* [What is being asked]: Find each line with the word "desc" and say how many there are, nothing else.

* [Supplied material]:
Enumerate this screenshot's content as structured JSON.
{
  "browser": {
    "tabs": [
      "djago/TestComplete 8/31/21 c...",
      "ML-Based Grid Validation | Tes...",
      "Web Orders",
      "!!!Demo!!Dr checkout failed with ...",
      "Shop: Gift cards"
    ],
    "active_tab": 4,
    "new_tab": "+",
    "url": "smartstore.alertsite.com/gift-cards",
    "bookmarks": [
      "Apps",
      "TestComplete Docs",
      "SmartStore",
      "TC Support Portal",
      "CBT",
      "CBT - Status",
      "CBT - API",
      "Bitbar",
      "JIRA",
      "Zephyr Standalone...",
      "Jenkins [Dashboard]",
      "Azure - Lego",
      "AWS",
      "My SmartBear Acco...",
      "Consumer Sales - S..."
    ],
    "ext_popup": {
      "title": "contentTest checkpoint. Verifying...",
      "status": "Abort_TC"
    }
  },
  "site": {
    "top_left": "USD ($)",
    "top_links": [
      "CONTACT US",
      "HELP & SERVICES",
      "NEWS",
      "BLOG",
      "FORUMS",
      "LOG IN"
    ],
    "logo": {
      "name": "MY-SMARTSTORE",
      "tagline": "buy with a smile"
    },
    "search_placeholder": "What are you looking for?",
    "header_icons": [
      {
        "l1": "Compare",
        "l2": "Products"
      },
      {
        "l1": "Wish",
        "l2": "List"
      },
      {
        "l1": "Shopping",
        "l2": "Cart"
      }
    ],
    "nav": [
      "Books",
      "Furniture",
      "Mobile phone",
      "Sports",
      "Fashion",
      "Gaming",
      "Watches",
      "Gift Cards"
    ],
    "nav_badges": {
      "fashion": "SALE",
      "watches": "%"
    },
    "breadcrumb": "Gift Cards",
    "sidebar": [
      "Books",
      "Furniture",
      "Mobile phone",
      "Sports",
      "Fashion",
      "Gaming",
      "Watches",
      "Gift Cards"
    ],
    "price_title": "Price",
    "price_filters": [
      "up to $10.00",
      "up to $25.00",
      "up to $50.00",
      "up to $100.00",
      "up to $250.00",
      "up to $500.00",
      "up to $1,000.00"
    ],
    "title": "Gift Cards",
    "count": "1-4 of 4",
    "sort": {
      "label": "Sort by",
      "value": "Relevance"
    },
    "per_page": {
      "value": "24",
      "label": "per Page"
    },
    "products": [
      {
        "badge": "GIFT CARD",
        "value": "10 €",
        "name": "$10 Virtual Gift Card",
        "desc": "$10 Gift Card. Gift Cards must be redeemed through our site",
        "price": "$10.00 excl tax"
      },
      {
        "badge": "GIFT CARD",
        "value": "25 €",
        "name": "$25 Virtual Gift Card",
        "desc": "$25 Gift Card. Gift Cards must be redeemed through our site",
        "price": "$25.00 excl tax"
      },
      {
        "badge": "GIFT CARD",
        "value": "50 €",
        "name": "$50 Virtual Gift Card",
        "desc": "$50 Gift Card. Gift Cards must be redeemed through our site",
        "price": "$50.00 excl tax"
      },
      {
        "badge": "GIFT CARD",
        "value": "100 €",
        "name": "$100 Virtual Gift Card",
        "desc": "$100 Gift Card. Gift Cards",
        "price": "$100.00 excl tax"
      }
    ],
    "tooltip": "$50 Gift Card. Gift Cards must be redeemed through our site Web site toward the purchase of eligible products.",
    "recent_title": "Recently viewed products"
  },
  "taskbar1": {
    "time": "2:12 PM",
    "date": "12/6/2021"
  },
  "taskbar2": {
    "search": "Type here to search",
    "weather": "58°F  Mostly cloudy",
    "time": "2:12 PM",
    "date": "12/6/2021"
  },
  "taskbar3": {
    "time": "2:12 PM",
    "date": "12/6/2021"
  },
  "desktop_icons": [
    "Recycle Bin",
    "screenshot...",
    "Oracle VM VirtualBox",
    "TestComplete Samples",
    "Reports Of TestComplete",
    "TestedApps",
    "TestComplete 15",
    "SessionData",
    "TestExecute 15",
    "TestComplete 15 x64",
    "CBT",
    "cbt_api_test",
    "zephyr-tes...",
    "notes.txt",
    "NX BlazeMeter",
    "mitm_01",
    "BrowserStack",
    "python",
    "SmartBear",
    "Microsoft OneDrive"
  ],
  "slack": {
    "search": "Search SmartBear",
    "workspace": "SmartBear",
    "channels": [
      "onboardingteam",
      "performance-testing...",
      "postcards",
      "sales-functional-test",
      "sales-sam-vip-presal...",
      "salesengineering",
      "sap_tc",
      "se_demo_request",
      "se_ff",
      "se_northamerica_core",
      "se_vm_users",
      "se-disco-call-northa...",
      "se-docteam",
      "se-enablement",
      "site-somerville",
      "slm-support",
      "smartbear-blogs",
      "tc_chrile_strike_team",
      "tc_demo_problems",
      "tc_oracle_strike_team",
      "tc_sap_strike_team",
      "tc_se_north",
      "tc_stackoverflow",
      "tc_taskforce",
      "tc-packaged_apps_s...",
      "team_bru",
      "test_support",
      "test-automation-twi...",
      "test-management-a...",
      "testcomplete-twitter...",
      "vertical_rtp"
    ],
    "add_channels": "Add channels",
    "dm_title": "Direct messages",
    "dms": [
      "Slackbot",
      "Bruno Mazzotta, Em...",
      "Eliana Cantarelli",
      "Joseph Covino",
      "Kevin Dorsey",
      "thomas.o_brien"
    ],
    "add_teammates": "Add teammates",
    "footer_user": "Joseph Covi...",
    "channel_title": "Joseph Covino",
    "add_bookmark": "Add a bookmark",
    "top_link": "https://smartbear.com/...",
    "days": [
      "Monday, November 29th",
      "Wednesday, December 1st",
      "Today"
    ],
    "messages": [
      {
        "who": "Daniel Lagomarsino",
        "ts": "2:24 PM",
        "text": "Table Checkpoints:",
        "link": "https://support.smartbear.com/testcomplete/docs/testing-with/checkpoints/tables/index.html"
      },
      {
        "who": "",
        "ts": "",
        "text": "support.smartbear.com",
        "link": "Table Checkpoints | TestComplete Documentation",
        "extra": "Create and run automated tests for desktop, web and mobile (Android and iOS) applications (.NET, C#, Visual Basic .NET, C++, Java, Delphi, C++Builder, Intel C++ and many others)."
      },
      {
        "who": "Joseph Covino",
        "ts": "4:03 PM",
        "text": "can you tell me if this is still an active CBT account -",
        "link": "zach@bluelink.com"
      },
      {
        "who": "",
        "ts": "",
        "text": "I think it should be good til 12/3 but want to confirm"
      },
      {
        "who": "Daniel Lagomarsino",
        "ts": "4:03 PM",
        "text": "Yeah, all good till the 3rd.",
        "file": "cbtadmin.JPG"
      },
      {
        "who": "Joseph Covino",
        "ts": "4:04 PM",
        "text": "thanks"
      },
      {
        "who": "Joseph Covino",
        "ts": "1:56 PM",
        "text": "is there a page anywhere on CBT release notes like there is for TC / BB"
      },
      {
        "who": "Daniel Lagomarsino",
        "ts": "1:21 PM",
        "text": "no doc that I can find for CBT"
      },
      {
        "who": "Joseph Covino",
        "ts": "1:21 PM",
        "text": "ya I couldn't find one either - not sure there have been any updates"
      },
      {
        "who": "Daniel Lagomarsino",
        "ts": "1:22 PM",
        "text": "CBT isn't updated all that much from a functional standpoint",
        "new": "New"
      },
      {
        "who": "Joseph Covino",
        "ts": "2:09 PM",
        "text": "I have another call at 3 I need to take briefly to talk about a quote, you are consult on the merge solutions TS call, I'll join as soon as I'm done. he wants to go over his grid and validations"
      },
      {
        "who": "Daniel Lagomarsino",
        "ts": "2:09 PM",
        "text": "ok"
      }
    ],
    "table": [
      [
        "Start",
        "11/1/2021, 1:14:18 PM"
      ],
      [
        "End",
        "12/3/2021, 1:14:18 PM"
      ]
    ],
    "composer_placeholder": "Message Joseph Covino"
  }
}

* [Solution to the exercise]: 4